* Start *

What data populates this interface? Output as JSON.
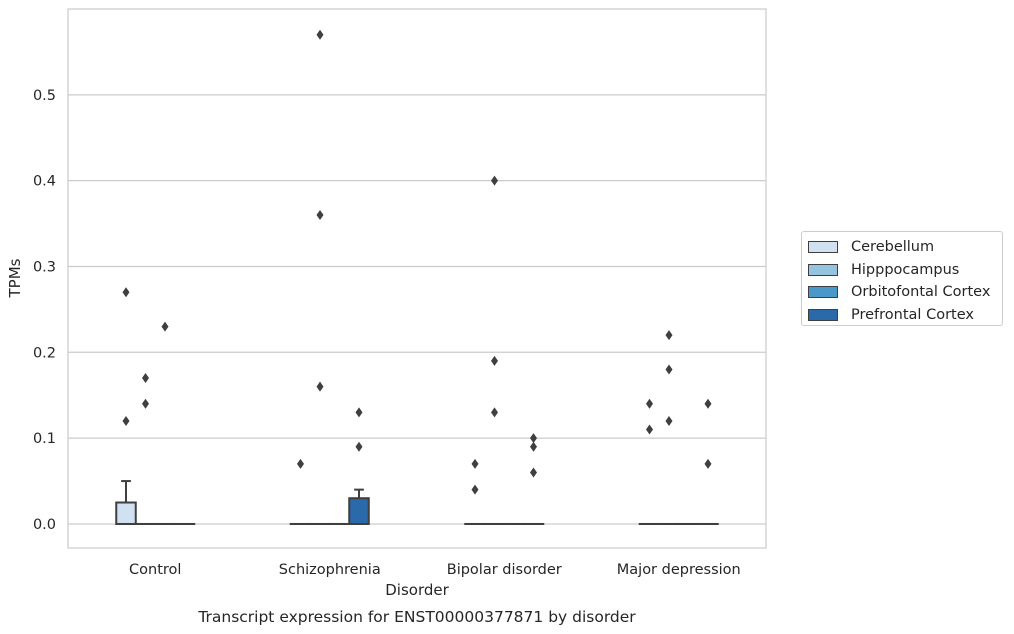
{
  "chart_data": {
    "type": "box",
    "title": "",
    "caption": "Transcript expression for ENST00000377871 by disorder",
    "xlabel": "Disorder",
    "ylabel": "TPMs",
    "ylim": [
      -0.028,
      0.6
    ],
    "yticks": [
      0.0,
      0.1,
      0.2,
      0.3,
      0.4,
      0.5
    ],
    "ytick_labels": [
      "0.0",
      "0.1",
      "0.2",
      "0.3",
      "0.4",
      "0.5"
    ],
    "grid": "horizontal",
    "legend_position": "outside-right",
    "categories": [
      "Control",
      "Schizophrenia",
      "Bipolar disorder",
      "Major depression"
    ],
    "series": [
      {
        "name": "Cerebellum",
        "color": "#d0e1f2",
        "boxes": [
          {
            "q1": 0.0,
            "median": 0.0,
            "q3": 0.025,
            "whisker_low": 0.0,
            "whisker_high": 0.05,
            "outliers": [
              0.27,
              0.12
            ]
          },
          {
            "q1": 0.0,
            "median": 0.0,
            "q3": 0.0,
            "whisker_low": 0.0,
            "whisker_high": 0.0,
            "outliers": [
              0.07
            ]
          },
          {
            "q1": 0.0,
            "median": 0.0,
            "q3": 0.0,
            "whisker_low": 0.0,
            "whisker_high": 0.0,
            "outliers": [
              0.07,
              0.04
            ]
          },
          {
            "q1": 0.0,
            "median": 0.0,
            "q3": 0.0,
            "whisker_low": 0.0,
            "whisker_high": 0.0,
            "outliers": [
              0.14,
              0.11
            ]
          }
        ]
      },
      {
        "name": "Hipppocampus",
        "color": "#94c4df",
        "boxes": [
          {
            "q1": 0.0,
            "median": 0.0,
            "q3": 0.0,
            "whisker_low": 0.0,
            "whisker_high": 0.0,
            "outliers": [
              0.17,
              0.14
            ]
          },
          {
            "q1": 0.0,
            "median": 0.0,
            "q3": 0.0,
            "whisker_low": 0.0,
            "whisker_high": 0.0,
            "outliers": [
              0.57,
              0.36,
              0.16
            ]
          },
          {
            "q1": 0.0,
            "median": 0.0,
            "q3": 0.0,
            "whisker_low": 0.0,
            "whisker_high": 0.0,
            "outliers": [
              0.4,
              0.19,
              0.13
            ]
          },
          {
            "q1": 0.0,
            "median": 0.0,
            "q3": 0.0,
            "whisker_low": 0.0,
            "whisker_high": 0.0,
            "outliers": [
              0.22,
              0.18,
              0.12
            ]
          }
        ]
      },
      {
        "name": "Orbitofontal Cortex",
        "color": "#4a98c9",
        "boxes": [
          {
            "q1": 0.0,
            "median": 0.0,
            "q3": 0.0,
            "whisker_low": 0.0,
            "whisker_high": 0.0,
            "outliers": [
              0.23
            ]
          },
          {
            "q1": 0.0,
            "median": 0.0,
            "q3": 0.0,
            "whisker_low": 0.0,
            "whisker_high": 0.0,
            "outliers": []
          },
          {
            "q1": 0.0,
            "median": 0.0,
            "q3": 0.0,
            "whisker_low": 0.0,
            "whisker_high": 0.0,
            "outliers": []
          },
          {
            "q1": 0.0,
            "median": 0.0,
            "q3": 0.0,
            "whisker_low": 0.0,
            "whisker_high": 0.0,
            "outliers": []
          }
        ]
      },
      {
        "name": "Prefrontal Cortex",
        "color": "#2b6aaa",
        "boxes": [
          {
            "q1": 0.0,
            "median": 0.0,
            "q3": 0.0,
            "whisker_low": 0.0,
            "whisker_high": 0.0,
            "outliers": []
          },
          {
            "q1": 0.0,
            "median": 0.0,
            "q3": 0.03,
            "whisker_low": 0.0,
            "whisker_high": 0.04,
            "outliers": [
              0.13,
              0.09
            ]
          },
          {
            "q1": 0.0,
            "median": 0.0,
            "q3": 0.0,
            "whisker_low": 0.0,
            "whisker_high": 0.0,
            "outliers": [
              0.1,
              0.09,
              0.06
            ]
          },
          {
            "q1": 0.0,
            "median": 0.0,
            "q3": 0.0,
            "whisker_low": 0.0,
            "whisker_high": 0.0,
            "outliers": [
              0.14,
              0.07
            ]
          }
        ]
      }
    ]
  }
}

* End *

_PROMPT_
Print out the whole of the material word for word, without pictures.

_EXERCISE ANSWER_
What data populates this interface? Output as JSON.
{
  "chart_data": {
    "type": "box",
    "title": "",
    "caption": "Transcript expression for ENST00000377871 by disorder",
    "xlabel": "Disorder",
    "ylabel": "TPMs",
    "ylim": [
      -0.028,
      0.6
    ],
    "yticks": [
      0.0,
      0.1,
      0.2,
      0.3,
      0.4,
      0.5
    ],
    "ytick_labels": [
      "0.0",
      "0.1",
      "0.2",
      "0.3",
      "0.4",
      "0.5"
    ],
    "grid": "horizontal",
    "legend_position": "outside-right",
    "categories": [
      "Control",
      "Schizophrenia",
      "Bipolar disorder",
      "Major depression"
    ],
    "series": [
      {
        "name": "Cerebellum",
        "color": "#d0e1f2",
        "boxes": [
          {
            "q1": 0.0,
            "median": 0.0,
            "q3": 0.025,
            "whisker_low": 0.0,
            "whisker_high": 0.05,
            "outliers": [
              0.27,
              0.12
            ]
          },
          {
            "q1": 0.0,
            "median": 0.0,
            "q3": 0.0,
            "whisker_low": 0.0,
            "whisker_high": 0.0,
            "outliers": [
              0.07
            ]
          },
          {
            "q1": 0.0,
            "median": 0.0,
            "q3": 0.0,
            "whisker_low": 0.0,
            "whisker_high": 0.0,
            "outliers": [
              0.07,
              0.04
            ]
          },
          {
            "q1": 0.0,
            "median": 0.0,
            "q3": 0.0,
            "whisker_low": 0.0,
            "whisker_high": 0.0,
            "outliers": [
              0.14,
              0.11
            ]
          }
        ]
      },
      {
        "name": "Hipppocampus",
        "color": "#94c4df",
        "boxes": [
          {
            "q1": 0.0,
            "median": 0.0,
            "q3": 0.0,
            "whisker_low": 0.0,
            "whisker_high": 0.0,
            "outliers": [
              0.17,
              0.14
            ]
          },
          {
            "q1": 0.0,
            "median": 0.0,
            "q3": 0.0,
            "whisker_low": 0.0,
            "whisker_high": 0.0,
            "outliers": [
              0.57,
              0.36,
              0.16
            ]
          },
          {
            "q1": 0.0,
            "median": 0.0,
            "q3": 0.0,
            "whisker_low": 0.0,
            "whisker_high": 0.0,
            "outliers": [
              0.4,
              0.19,
              0.13
            ]
          },
          {
            "q1": 0.0,
            "median": 0.0,
            "q3": 0.0,
            "whisker_low": 0.0,
            "whisker_high": 0.0,
            "outliers": [
              0.22,
              0.18,
              0.12
            ]
          }
        ]
      },
      {
        "name": "Orbitofontal Cortex",
        "color": "#4a98c9",
        "boxes": [
          {
            "q1": 0.0,
            "median": 0.0,
            "q3": 0.0,
            "whisker_low": 0.0,
            "whisker_high": 0.0,
            "outliers": [
              0.23
            ]
          },
          {
            "q1": 0.0,
            "median": 0.0,
            "q3": 0.0,
            "whisker_low": 0.0,
            "whisker_high": 0.0,
            "outliers": []
          },
          {
            "q1": 0.0,
            "median": 0.0,
            "q3": 0.0,
            "whisker_low": 0.0,
            "whisker_high": 0.0,
            "outliers": []
          },
          {
            "q1": 0.0,
            "median": 0.0,
            "q3": 0.0,
            "whisker_low": 0.0,
            "whisker_high": 0.0,
            "outliers": []
          }
        ]
      },
      {
        "name": "Prefrontal Cortex",
        "color": "#2b6aaa",
        "boxes": [
          {
            "q1": 0.0,
            "median": 0.0,
            "q3": 0.0,
            "whisker_low": 0.0,
            "whisker_high": 0.0,
            "outliers": []
          },
          {
            "q1": 0.0,
            "median": 0.0,
            "q3": 0.03,
            "whisker_low": 0.0,
            "whisker_high": 0.04,
            "outliers": [
              0.13,
              0.09
            ]
          },
          {
            "q1": 0.0,
            "median": 0.0,
            "q3": 0.0,
            "whisker_low": 0.0,
            "whisker_high": 0.0,
            "outliers": [
              0.1,
              0.09,
              0.06
            ]
          },
          {
            "q1": 0.0,
            "median": 0.0,
            "q3": 0.0,
            "whisker_low": 0.0,
            "whisker_high": 0.0,
            "outliers": [
              0.14,
              0.07
            ]
          }
        ]
      }
    ]
  }
}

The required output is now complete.